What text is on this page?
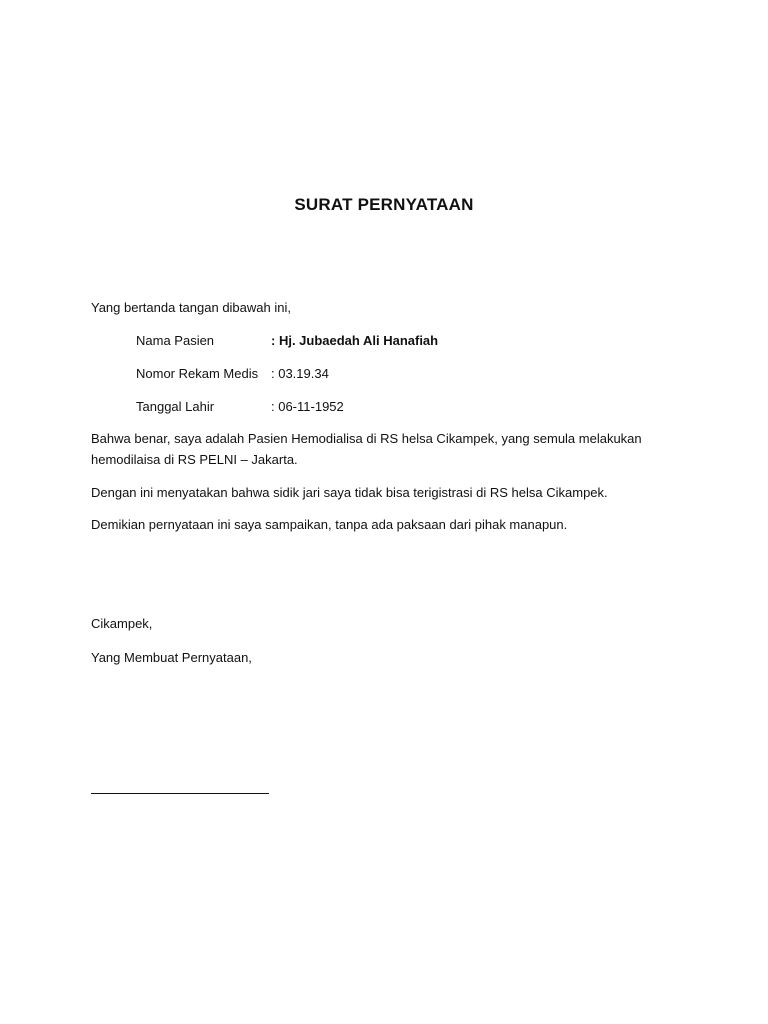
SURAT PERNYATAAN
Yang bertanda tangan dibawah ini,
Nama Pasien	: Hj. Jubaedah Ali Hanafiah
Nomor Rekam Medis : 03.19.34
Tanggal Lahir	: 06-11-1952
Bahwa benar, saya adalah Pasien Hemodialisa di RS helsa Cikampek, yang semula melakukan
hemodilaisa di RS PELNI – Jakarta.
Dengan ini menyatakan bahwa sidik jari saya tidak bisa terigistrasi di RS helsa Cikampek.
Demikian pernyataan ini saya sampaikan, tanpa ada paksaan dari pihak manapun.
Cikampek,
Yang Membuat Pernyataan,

◇ ◇ ◇ ◇ ◇

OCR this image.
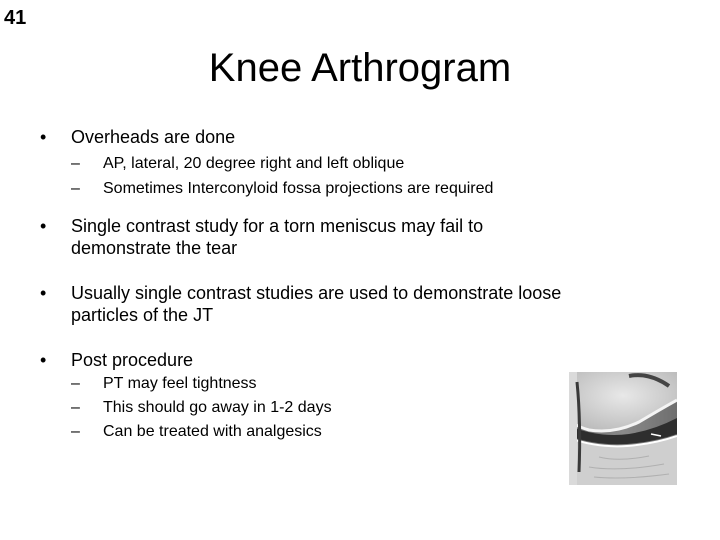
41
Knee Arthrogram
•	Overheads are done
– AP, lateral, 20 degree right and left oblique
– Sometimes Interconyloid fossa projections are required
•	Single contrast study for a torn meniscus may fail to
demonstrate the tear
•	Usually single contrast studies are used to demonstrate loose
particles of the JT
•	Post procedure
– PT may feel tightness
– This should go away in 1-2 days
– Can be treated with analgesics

◇ ◇ ◇ ◇ ◇

» Work to do:
Where does the word "contrast" appear? Return each line that holds it.

» Problem solution:
•	Single contrast study for a torn meniscus may fail to
•	Usually single contrast studies are used to demonstrate loose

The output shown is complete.